Task >>
Please answer these questions about the patch discussion below:
1. On what machine does the reply say the patch seems to work?
2. Which file does the diff change?
3. According to the patch description, what happens in arch_sync_dma_for_cpu() when data is received from the device?

Seems to work okay on c8000.  Don't know if it helps performance.

Dave
> [PATCH v2] parisc: improve cach flushing in arch_sync_dma_for_cpu()
>
> Add comment in arch_sync_dma_for_device() and handle the direction flag in
> arch_sync_dma_for_cpu().
>
> When receiving data from the device (DMA_FROM_DEVICE) unconditionally
> purge the data cache in arch_sync_dma_for_cpu().
>
> Signed-off-by: Helge Deller <deller@gmx.de>
> diff --git a/arch/parisc/kernel/pci-dma.c b/arch/parisc/kernel/pci-dma.c
> index ba87f791323b..71ed5391f29d 100644
> --- a/arch/parisc/kernel/pci-dma.c
> +++ b/arch/parisc/kernel/pci-dma.c
> @@ -446,11 +446,27 @@ void arch_dma_free(struct device *dev, size_t size, void *vaddr,
>   void arch_sync_dma_for_device(phys_addr_t paddr, size_t size,
>   		enum dma_data_direction dir)

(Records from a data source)
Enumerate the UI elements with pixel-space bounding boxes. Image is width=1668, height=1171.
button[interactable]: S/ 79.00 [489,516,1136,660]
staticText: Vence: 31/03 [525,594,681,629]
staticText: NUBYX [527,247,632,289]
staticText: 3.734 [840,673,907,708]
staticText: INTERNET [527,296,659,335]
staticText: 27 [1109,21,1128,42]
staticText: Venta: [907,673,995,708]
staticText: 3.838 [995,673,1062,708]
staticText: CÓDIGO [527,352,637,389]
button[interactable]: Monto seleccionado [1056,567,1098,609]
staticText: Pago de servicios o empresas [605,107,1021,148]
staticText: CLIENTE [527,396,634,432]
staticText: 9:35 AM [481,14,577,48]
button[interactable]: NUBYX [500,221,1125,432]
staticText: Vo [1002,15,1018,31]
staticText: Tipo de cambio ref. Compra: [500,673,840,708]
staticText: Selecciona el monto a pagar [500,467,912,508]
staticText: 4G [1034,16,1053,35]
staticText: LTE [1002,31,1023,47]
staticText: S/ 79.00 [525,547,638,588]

Correct result >>
1. The c8000.
2. arch/parisc/kernel/pci-dma.c
3. The data cache is unconditionally purged.